## DATA SECTION
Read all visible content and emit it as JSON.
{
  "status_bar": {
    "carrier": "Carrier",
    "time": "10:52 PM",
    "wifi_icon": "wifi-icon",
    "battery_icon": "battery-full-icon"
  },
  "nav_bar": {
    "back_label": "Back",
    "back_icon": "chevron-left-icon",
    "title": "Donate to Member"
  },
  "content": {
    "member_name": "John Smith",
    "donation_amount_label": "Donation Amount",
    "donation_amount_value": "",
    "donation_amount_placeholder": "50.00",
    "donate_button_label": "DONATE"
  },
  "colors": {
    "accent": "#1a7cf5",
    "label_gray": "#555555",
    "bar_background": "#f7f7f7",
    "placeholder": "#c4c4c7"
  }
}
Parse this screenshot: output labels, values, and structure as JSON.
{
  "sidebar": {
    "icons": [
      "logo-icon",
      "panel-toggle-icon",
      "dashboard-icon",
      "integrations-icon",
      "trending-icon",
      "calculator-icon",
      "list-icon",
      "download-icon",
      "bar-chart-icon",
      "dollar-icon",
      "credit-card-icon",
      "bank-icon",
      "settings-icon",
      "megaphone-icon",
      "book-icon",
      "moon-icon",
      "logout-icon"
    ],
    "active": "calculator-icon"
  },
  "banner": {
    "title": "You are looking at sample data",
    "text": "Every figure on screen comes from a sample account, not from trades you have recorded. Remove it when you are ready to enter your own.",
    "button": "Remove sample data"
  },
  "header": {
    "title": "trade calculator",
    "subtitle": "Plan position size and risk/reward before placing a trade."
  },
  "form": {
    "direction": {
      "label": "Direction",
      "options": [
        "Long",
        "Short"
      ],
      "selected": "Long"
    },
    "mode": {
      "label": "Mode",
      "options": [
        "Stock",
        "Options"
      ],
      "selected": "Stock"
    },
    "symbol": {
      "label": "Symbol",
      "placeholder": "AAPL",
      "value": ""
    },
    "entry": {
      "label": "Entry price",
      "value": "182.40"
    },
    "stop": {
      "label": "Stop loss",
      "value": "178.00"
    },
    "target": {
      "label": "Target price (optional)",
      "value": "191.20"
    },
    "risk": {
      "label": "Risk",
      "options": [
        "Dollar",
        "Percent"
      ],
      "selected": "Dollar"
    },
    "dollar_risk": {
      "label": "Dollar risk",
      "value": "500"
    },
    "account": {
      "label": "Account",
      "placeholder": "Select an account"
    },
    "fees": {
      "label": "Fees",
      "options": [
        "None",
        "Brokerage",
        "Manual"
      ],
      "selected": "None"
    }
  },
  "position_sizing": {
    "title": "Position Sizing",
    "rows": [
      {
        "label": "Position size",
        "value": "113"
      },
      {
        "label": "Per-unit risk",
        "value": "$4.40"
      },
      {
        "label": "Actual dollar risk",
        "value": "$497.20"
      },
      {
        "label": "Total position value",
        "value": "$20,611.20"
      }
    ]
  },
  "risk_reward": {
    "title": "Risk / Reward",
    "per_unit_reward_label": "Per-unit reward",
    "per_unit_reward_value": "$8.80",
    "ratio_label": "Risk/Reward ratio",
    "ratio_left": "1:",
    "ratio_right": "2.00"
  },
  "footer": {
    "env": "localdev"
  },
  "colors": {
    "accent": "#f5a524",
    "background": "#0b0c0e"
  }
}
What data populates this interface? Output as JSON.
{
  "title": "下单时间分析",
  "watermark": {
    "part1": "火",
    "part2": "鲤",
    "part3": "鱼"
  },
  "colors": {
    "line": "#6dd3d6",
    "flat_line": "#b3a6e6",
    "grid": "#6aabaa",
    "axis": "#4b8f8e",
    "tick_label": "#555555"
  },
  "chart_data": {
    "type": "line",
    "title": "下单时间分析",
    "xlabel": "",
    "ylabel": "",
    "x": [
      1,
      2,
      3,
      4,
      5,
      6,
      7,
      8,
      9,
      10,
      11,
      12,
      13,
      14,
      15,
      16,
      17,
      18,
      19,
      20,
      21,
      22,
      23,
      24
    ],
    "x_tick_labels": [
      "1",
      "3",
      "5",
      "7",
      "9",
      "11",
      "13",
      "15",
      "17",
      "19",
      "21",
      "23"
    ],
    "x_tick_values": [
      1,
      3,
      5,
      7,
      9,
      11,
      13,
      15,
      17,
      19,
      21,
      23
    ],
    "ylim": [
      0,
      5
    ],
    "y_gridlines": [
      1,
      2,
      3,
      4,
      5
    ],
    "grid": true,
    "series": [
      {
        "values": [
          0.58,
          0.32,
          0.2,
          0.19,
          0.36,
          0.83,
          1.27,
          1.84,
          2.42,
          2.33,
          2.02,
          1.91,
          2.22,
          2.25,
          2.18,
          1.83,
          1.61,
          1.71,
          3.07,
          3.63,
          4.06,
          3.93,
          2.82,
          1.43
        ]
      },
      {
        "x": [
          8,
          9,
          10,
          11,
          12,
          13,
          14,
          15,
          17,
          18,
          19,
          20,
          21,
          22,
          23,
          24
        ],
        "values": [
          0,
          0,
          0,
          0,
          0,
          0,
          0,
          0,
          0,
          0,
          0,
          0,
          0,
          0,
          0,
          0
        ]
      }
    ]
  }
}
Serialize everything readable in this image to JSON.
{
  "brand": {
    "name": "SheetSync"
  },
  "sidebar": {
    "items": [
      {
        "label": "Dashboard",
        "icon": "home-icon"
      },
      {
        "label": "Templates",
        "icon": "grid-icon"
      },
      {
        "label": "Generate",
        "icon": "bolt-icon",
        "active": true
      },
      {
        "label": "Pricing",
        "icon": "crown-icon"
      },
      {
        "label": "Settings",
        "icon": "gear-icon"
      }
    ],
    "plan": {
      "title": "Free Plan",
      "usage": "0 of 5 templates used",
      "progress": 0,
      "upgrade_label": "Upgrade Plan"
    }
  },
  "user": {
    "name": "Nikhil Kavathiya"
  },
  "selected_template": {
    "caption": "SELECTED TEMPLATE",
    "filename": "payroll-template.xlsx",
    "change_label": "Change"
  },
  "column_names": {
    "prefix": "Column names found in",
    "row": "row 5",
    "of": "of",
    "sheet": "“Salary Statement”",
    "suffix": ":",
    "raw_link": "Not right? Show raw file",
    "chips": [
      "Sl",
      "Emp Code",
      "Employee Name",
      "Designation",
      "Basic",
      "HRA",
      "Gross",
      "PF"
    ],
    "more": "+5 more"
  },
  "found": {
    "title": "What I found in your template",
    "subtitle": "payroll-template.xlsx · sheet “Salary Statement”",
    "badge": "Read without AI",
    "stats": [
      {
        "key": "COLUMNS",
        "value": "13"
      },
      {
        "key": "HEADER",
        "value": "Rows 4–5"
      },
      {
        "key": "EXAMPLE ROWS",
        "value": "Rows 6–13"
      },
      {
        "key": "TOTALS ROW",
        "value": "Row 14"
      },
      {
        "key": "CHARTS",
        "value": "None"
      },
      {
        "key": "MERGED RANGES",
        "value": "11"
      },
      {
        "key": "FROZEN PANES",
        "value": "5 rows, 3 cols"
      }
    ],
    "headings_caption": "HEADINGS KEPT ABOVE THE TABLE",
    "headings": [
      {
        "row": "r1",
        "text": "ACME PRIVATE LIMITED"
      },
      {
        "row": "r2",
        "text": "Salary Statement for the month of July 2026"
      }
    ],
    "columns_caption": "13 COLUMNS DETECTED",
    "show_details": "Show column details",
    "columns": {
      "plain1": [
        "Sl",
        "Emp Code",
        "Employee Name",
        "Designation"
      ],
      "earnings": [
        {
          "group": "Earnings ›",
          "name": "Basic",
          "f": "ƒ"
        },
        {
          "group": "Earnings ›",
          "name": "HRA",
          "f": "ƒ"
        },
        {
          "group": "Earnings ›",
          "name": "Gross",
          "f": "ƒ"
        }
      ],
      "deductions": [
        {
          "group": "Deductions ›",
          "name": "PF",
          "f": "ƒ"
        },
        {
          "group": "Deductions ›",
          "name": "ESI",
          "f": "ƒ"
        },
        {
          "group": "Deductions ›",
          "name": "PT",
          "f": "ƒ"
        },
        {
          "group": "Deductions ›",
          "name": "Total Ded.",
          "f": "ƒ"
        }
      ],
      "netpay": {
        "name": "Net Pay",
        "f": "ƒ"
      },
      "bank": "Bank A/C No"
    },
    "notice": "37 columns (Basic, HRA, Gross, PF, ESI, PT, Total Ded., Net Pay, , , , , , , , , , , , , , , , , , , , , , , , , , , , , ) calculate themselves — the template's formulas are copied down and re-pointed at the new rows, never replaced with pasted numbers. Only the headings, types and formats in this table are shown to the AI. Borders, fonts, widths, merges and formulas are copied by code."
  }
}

## EXERCISE DIRECTIONS
Pick each line holding the word "Remove" out of the data and copy it.

## SOLUTION TO THIS EXERCISE
    "text": "Every figure on screen comes from a sample account, not from trades you have recorded. Remove it when you are ready to enter your own.",
    "button": "Remove sample data"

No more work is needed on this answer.